#### Brano fornito ####

Dentro di me, era il subbuglio, i colori dei fiori di maggio erano visti attraverso una lente grigia e incrinata. Osservavo la facciata dell’edificio, simile a uno shaker scosso dalle braccia di un gigantesco barman e mi aspettavo la formazione di crepe che sarebbero diventate spaccature nel cemento.
La testa mi girava, l’infinito sembrava abbracciarmi in quell’orrore senza fine. Con la coda dell’occhio vidi il furgone di mio padre, una breccia nei pensieri bloccati. Nel loro flusso violento, fecero scaturire le preoccupazioni per i famigliari e gli amici, al lavoro in strutture già messe a dura prova dalla scossa del venti maggio.
Dieci giorni erano passati e tutti credevamo di essere al sicuro.
Mio padre scese dal furgone. Dopo essersi assicurato che stessi bene, si precipitò in centro, dove mia madre si era recata per fare la spesa. Non essendo cellula rizzata, non mi era possibile nemmeno provare a intercettarla con una chiamata, che comunque, considerai in un secondo momento, si sarebbe persa in un mare di etere intasato. Dovevo solo aspettare, con l’ansia che s’inerpicava fuori e dentro di me.
Mia madre arrivò, seguita dal furgone che sarebbe diventato il rifugio di diverse notti per i miei genitori.
Arrivarono anche mia cognata, che descrisse scene di panico, genitori a piedi che si precipitavano verso i cancelli del scuole, dribblando veicoli più simili a schegge impazzite.
Mia madre accese la radio. Notizie sconfortanti ci arrivavano, insieme ai presagi di morte. Crolli di aziende a Medolla, San Giacomo Roncole e Cavezzo. Cronache di nuove crepe aperte, di mattoni caduti, insieme alle poche certezze che avevamo conservato da quell’incancellabile venti maggio.
Quando seppi del crollo di un’azienda in cui lavorava un mio ex fidanzato, lo contattai. In quel momento sentivo la necessità di sentire che anche le persone più lontane dalla mia vita erano in realtà vicinissime. E con sollievo mi confermò che stava bene. Ma per un soffio: lui e i colleghi erano riusciti a fuggire dal fabbricato pochi attimi prima che crollasse.

#### Estratto dei dati ####

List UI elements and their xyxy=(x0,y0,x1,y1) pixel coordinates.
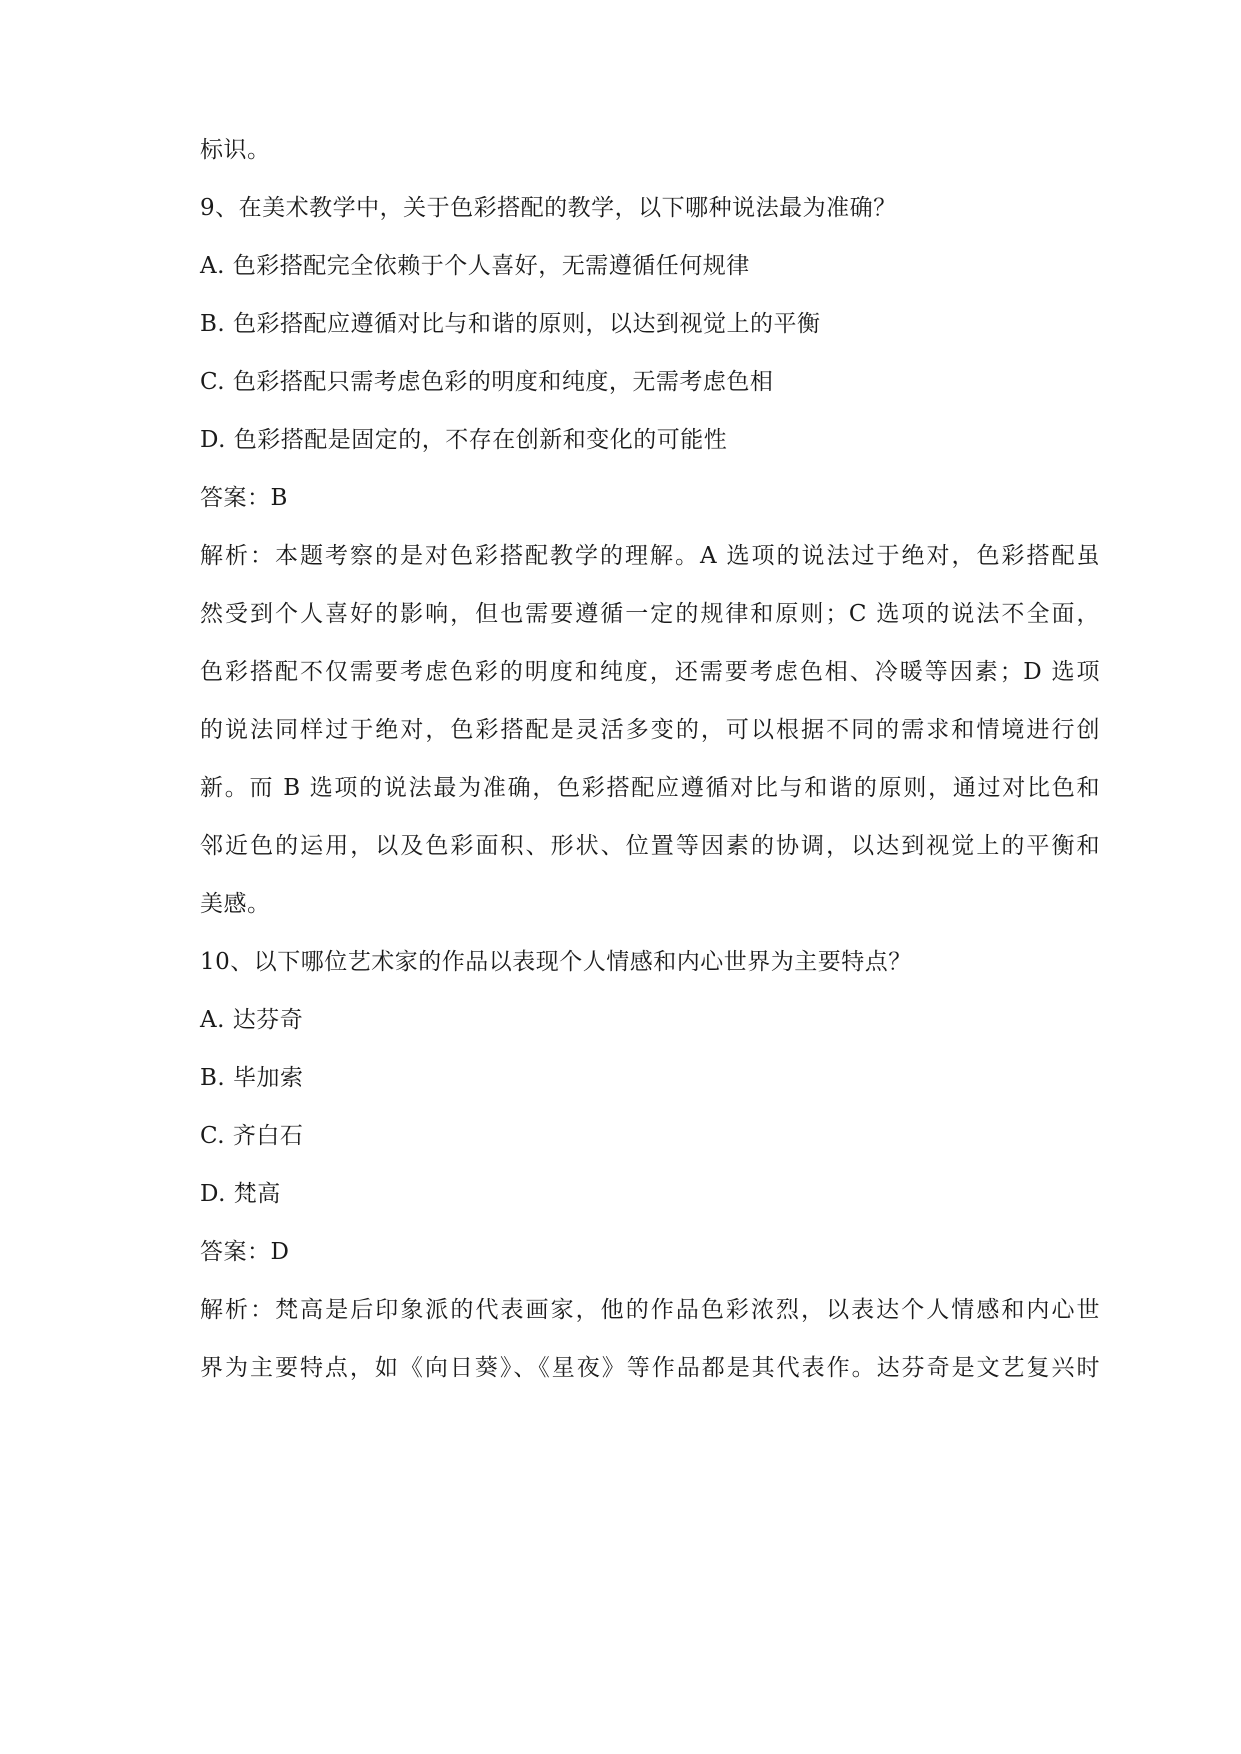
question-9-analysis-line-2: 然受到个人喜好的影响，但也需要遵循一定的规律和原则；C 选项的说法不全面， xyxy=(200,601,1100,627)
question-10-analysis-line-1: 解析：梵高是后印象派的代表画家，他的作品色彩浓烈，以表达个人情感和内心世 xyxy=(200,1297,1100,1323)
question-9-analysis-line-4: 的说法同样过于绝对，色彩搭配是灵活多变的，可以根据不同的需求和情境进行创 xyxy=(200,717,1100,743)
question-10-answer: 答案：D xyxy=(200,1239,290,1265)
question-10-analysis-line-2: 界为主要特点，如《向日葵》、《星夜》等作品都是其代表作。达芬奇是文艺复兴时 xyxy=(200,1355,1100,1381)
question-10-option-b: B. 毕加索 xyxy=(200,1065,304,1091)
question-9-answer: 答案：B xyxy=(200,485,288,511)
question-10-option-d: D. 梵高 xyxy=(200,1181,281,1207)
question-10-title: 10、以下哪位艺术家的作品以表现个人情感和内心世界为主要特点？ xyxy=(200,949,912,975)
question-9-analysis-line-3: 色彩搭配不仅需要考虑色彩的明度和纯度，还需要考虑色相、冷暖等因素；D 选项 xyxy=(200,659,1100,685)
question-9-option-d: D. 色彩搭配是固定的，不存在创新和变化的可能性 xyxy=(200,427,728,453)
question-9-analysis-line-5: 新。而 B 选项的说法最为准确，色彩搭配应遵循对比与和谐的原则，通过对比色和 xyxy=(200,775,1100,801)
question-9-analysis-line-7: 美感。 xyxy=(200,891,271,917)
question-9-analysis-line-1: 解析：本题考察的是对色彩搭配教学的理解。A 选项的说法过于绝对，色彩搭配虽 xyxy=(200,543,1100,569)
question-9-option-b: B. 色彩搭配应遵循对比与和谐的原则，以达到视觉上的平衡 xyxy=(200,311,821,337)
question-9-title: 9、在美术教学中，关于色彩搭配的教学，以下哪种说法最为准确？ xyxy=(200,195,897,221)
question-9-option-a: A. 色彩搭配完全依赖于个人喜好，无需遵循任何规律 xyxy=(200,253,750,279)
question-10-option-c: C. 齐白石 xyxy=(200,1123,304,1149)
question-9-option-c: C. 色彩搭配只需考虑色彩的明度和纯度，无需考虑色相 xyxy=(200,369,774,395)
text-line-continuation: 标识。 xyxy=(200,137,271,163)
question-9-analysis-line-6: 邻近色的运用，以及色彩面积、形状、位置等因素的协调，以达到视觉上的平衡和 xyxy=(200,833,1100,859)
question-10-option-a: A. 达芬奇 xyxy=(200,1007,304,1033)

####

§ **Istruzioni**
(A) Stampa il brano sul terremoto senza alterarlo, cominciando dalle parole "Dentro di me, era" e fermandoti dopo le parole "essere al sicuro.".
(B) Riporta tali e quali soltanto le righe delle voci che partono da quella con "然受到个人喜好的影响，但也需要遵循一定的规律和原则；C 选项的说法不全面， xyxy=(200,601,1100,627)" e arrivano a quella con "question-10-option-d: D. 梵高", entrambe incluse.
Il brano e le voci non hanno alcun legame tra loro.

§ **Risposte**
(A)
Dentro di me, era il subbuglio, i colori dei fiori di maggio erano visti attraverso una lente grigia e incrinata. Osservavo la facciata dell’edificio, simile a uno shaker scosso dalle braccia di un gigantesco barman e mi aspettavo la formazione di crepe che sarebbero diventate spaccature nel cemento.
La testa mi girava, l’infinito sembrava abbracciarmi in quell’orrore senza fine. Con la coda dell’occhio vidi il furgone di mio padre, una breccia nei pensieri bloccati. Nel loro flusso violento, fecero scaturire le preoccupazioni per i famigliari e gli amici, al lavoro in strutture già messe a dura prova dalla scossa del venti maggio.
Dieci giorni erano passati e tutti credevamo di essere al sicuro.

(B)
question-9-analysis-line-2: 然受到个人喜好的影响，但也需要遵循一定的规律和原则；C 选项的说法不全面， xyxy=(200,601,1100,627)
question-10-analysis-line-1: 解析：梵高是后印象派的代表画家，他的作品色彩浓烈，以表达个人情感和内心世 xyxy=(200,1297,1100,1323)
question-9-analysis-line-4: 的说法同样过于绝对，色彩搭配是灵活多变的，可以根据不同的需求和情境进行创 xyxy=(200,717,1100,743)
question-10-answer: 答案：D xyxy=(200,1239,290,1265)
question-10-analysis-line-2: 界为主要特点，如《向日葵》、《星夜》等作品都是其代表作。达芬奇是文艺复兴时 xyxy=(200,1355,1100,1381)
question-10-option-b: B. 毕加索 xyxy=(200,1065,304,1091)
question-9-answer: 答案：B xyxy=(200,485,288,511)
question-10-option-d: D. 梵高 xyxy=(200,1181,281,1207)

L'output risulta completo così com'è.